Dataset entries

* * * *

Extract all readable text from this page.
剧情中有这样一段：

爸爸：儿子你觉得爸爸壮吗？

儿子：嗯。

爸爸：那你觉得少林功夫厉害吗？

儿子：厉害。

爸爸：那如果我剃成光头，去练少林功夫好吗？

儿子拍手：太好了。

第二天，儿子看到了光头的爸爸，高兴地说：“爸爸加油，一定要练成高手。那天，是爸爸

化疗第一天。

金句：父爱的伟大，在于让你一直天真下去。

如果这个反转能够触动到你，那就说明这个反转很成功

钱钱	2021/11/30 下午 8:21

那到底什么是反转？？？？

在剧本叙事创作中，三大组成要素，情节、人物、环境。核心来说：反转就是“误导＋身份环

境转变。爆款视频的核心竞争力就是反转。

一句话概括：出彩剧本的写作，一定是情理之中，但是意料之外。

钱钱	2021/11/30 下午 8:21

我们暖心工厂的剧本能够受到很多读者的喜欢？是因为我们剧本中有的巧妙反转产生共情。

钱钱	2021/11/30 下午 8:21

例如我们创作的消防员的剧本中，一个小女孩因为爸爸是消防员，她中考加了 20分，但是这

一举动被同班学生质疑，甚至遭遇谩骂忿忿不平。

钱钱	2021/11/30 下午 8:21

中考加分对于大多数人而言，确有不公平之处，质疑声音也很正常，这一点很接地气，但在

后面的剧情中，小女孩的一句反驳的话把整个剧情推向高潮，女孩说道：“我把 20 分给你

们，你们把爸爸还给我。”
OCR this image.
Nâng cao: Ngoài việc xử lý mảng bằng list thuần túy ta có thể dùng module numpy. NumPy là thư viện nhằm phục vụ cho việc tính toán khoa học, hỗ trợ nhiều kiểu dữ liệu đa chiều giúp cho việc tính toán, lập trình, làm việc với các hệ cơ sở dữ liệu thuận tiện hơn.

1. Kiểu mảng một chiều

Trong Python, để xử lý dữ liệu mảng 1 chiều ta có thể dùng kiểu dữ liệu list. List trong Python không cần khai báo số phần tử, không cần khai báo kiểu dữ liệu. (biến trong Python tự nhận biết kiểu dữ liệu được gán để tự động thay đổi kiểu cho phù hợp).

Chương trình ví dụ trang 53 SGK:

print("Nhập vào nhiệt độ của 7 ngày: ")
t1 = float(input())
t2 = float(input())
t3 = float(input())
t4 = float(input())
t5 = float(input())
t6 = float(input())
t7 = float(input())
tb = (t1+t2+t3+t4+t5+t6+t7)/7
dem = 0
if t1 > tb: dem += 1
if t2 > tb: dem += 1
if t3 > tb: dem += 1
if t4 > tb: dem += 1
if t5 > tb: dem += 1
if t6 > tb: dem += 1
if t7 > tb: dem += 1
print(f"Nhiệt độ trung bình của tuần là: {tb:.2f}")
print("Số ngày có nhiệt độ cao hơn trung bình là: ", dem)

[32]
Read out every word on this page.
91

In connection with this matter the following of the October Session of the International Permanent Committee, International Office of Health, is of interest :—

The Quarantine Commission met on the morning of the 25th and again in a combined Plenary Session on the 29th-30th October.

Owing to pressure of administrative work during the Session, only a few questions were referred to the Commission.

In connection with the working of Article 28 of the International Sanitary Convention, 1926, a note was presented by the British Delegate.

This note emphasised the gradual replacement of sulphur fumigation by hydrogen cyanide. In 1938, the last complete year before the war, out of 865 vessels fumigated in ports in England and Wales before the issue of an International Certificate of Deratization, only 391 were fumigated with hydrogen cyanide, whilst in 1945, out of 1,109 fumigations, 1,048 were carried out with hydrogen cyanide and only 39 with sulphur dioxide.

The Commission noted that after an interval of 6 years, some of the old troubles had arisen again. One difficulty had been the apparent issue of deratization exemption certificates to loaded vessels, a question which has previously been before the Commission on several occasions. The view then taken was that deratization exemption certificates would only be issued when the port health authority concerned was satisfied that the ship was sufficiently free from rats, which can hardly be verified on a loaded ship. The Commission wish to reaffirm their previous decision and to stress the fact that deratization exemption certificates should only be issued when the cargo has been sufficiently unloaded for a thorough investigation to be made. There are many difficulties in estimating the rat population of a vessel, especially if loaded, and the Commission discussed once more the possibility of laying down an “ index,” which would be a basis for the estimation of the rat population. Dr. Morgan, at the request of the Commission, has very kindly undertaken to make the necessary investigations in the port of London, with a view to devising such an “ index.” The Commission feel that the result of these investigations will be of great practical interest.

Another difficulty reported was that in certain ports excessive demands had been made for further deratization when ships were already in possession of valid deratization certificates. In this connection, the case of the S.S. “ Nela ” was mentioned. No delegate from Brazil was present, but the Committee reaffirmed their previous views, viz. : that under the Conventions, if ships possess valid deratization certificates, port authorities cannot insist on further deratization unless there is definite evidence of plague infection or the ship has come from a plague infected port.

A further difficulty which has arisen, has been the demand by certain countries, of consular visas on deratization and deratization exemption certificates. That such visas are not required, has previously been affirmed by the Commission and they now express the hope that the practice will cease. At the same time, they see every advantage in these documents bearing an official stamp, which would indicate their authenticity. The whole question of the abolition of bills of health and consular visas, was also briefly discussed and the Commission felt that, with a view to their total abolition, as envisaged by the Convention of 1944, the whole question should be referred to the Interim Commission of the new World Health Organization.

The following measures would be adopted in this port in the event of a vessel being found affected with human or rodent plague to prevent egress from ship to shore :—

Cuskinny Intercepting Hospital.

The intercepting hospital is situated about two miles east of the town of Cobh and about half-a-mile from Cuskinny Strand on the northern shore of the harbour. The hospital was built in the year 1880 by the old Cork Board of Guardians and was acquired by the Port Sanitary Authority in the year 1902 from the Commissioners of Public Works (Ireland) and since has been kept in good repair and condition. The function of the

* * * *

YOUR TASK: Please output every record, keeping each line exact.

RESPONSE BELOW:
Extract all readable text from this page.
剧情中有这样一段：

爸爸：儿子你觉得爸爸壮吗？

儿子：嗯。

爸爸：那你觉得少林功夫厉害吗？

儿子：厉害。

爸爸：那如果我剃成光头，去练少林功夫好吗？

儿子拍手：太好了。

第二天，儿子看到了光头的爸爸，高兴地说：“爸爸加油，一定要练成高手。那天，是爸爸

化疗第一天。

金句：父爱的伟大，在于让你一直天真下去。

如果这个反转能够触动到你，那就说明这个反转很成功

钱钱	2021/11/30 下午 8:21

那到底什么是反转？？？？

在剧本叙事创作中，三大组成要素，情节、人物、环境。核心来说：反转就是“误导＋身份环

境转变。爆款视频的核心竞争力就是反转。

一句话概括：出彩剧本的写作，一定是情理之中，但是意料之外。

钱钱	2021/11/30 下午 8:21

我们暖心工厂的剧本能够受到很多读者的喜欢？是因为我们剧本中有的巧妙反转产生共情。

钱钱	2021/11/30 下午 8:21

例如我们创作的消防员的剧本中，一个小女孩因为爸爸是消防员，她中考加了 20分，但是这

一举动被同班学生质疑，甚至遭遇谩骂忿忿不平。

钱钱	2021/11/30 下午 8:21

中考加分对于大多数人而言，确有不公平之处，质疑声音也很正常，这一点很接地气，但在

后面的剧情中，小女孩的一句反驳的话把整个剧情推向高潮，女孩说道：“我把 20 分给你

们，你们把爸爸还给我。”
OCR this image.
Nâng cao: Ngoài việc xử lý mảng bằng list thuần túy ta có thể dùng module numpy. NumPy là thư viện nhằm phục vụ cho việc tính toán khoa học, hỗ trợ nhiều kiểu dữ liệu đa chiều giúp cho việc tính toán, lập trình, làm việc với các hệ cơ sở dữ liệu thuận tiện hơn.

1. Kiểu mảng một chiều

Trong Python, để xử lý dữ liệu mảng 1 chiều ta có thể dùng kiểu dữ liệu list. List trong Python không cần khai báo số phần tử, không cần khai báo kiểu dữ liệu. (biến trong Python tự nhận biết kiểu dữ liệu được gán để tự động thay đổi kiểu cho phù hợp).

Chương trình ví dụ trang 53 SGK:

print("Nhập vào nhiệt độ của 7 ngày: ")
t1 = float(input())
t2 = float(input())
t3 = float(input())
t4 = float(input())
t5 = float(input())
t6 = float(input())
t7 = float(input())
tb = (t1+t2+t3+t4+t5+t6+t7)/7
dem = 0
if t1 > tb: dem += 1
if t2 > tb: dem += 1
if t3 > tb: dem += 1
if t4 > tb: dem += 1
if t5 > tb: dem += 1
if t6 > tb: dem += 1
if t7 > tb: dem += 1
print(f"Nhiệt độ trung bình của tuần là: {tb:.2f}")
print("Số ngày có nhiệt độ cao hơn trung bình là: ", dem)

[32]
Read out every word on this page.
91

In connection with this matter the following of the October Session of the International Permanent Committee, International Office of Health, is of interest :—

The Quarantine Commission met on the morning of the 25th and again in a combined Plenary Session on the 29th-30th October.

Owing to pressure of administrative work during the Session, only a few questions were referred to the Commission.

In connection with the working of Article 28 of the International Sanitary Convention, 1926, a note was presented by the British Delegate.

This note emphasised the gradual replacement of sulphur fumigation by hydrogen cyanide. In 1938, the last complete year before the war, out of 865 vessels fumigated in ports in England and Wales before the issue of an International Certificate of Deratization, only 391 were fumigated with hydrogen cyanide, whilst in 1945, out of 1,109 fumigations, 1,048 were carried out with hydrogen cyanide and only 39 with sulphur dioxide.

The Commission noted that after an interval of 6 years, some of the old troubles had arisen again. One difficulty had been the apparent issue of deratization exemption certificates to loaded vessels, a question which has previously been before the Commission on several occasions. The view then taken was that deratization exemption certificates would only be issued when the port health authority concerned was satisfied that the ship was sufficiently free from rats, which can hardly be verified on a loaded ship. The Commission wish to reaffirm their previous decision and to stress the fact that deratization exemption certificates should only be issued when the cargo has been sufficiently unloaded for a thorough investigation to be made. There are many difficulties in estimating the rat population of a vessel, especially if loaded, and the Commission discussed once more the possibility of laying down an “ index,” which would be a basis for the estimation of the rat population. Dr. Morgan, at the request of the Commission, has very kindly undertaken to make the necessary investigations in the port of London, with a view to devising such an “ index.” The Commission feel that the result of these investigations will be of great practical interest.

Another difficulty reported was that in certain ports excessive demands had been made for further deratization when ships were already in possession of valid deratization certificates. In this connection, the case of the S.S. “ Nela ” was mentioned. No delegate from Brazil was present, but the Committee reaffirmed their previous views, viz. : that under the Conventions, if ships possess valid deratization certificates, port authorities cannot insist on further deratization unless there is definite evidence of plague infection or the ship has come from a plague infected port.

A further difficulty which has arisen, has been the demand by certain countries, of consular visas on deratization and deratization exemption certificates. That such visas are not required, has previously been affirmed by the Commission and they now express the hope that the practice will cease. At the same time, they see every advantage in these documents bearing an official stamp, which would indicate their authenticity. The whole question of the abolition of bills of health and consular visas, was also briefly discussed and the Commission felt that, with a view to their total abolition, as envisaged by the Convention of 1944, the whole question should be referred to the Interim Commission of the new World Health Organization.

The following measures would be adopted in this port in the event of a vessel being found affected with human or rodent plague to prevent egress from ship to shore :—

Cuskinny Intercepting Hospital.

The intercepting hospital is situated about two miles east of the town of Cobh and about half-a-mile from Cuskinny Strand on the northern shore of the harbour. The hospital was built in the year 1880 by the old Cork Board of Guardians and was acquired by the Port Sanitary Authority in the year 1902 from the Commissioners of Public Works (Ireland) and since has been kept in good repair and condition. The function of the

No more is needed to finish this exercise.